> Records provided
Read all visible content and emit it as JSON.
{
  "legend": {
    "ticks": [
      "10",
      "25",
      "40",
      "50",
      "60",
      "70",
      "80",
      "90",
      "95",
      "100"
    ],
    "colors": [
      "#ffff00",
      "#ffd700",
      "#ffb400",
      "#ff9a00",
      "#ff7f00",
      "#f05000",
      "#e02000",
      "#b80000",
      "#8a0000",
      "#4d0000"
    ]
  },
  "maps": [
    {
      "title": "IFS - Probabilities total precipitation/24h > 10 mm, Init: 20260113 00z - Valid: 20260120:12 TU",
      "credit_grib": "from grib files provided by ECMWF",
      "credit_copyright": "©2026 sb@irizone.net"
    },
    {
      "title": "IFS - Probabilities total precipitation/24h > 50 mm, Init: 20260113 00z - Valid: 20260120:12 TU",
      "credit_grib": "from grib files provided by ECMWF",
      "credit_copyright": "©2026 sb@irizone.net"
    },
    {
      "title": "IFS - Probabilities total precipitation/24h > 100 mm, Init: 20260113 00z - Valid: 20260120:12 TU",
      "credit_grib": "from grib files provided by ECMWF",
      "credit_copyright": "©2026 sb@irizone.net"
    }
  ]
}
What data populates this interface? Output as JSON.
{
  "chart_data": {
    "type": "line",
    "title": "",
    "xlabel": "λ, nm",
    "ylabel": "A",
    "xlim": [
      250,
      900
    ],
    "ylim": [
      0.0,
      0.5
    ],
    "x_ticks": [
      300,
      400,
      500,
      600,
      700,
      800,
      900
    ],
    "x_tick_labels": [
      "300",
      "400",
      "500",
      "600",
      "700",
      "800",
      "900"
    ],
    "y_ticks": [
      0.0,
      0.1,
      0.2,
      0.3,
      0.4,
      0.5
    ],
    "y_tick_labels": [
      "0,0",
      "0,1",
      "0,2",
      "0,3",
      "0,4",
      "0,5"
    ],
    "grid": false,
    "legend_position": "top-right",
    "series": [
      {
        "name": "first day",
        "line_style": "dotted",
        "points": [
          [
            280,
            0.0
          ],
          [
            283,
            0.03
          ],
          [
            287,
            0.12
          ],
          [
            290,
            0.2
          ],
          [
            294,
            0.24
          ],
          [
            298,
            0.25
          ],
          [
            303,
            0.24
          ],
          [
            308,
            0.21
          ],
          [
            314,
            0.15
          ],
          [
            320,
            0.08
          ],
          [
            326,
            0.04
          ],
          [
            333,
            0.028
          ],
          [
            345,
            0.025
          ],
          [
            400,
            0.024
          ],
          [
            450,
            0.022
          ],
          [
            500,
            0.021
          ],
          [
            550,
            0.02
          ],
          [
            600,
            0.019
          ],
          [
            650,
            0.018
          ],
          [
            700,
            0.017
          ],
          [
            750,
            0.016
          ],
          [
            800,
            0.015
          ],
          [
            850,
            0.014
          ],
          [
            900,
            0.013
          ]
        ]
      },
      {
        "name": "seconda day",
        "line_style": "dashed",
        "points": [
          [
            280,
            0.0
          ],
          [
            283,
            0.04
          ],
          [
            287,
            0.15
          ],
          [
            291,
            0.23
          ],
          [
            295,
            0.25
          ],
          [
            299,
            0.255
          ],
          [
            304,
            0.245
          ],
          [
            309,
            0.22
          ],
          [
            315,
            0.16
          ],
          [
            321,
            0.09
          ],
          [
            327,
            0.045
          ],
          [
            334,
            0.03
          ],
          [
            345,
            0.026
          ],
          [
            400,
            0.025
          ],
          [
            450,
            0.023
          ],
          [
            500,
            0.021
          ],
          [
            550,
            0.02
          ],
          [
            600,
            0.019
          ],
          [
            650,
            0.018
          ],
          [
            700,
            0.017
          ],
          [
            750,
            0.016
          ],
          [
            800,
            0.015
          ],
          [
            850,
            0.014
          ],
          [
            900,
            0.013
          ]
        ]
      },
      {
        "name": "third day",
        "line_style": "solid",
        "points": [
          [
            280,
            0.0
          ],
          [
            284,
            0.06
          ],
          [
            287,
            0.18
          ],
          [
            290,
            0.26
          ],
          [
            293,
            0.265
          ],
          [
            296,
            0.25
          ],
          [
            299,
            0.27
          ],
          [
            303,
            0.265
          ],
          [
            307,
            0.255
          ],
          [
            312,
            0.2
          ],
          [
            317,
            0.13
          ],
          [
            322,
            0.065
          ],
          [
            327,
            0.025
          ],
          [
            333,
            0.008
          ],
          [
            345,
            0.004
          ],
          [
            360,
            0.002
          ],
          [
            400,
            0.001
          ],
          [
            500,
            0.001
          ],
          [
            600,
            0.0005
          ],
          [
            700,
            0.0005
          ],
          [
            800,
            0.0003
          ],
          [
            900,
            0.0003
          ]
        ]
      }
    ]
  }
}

> Description of the task
Filter the records above for lines containing the word "Probabilities", and copy those lines.

> Output for this exercise
      "title": "IFS - Probabilities total precipitation/24h > 10 mm, Init: 20260113 00z - Valid: 20260120:12 TU",
      "title": "IFS - Probabilities total precipitation/24h > 50 mm, Init: 20260113 00z - Valid: 20260120:12 TU",
      "title": "IFS - Probabilities total precipitation/24h > 100 mm, Init: 20260113 00z - Valid: 20260120:12 TU",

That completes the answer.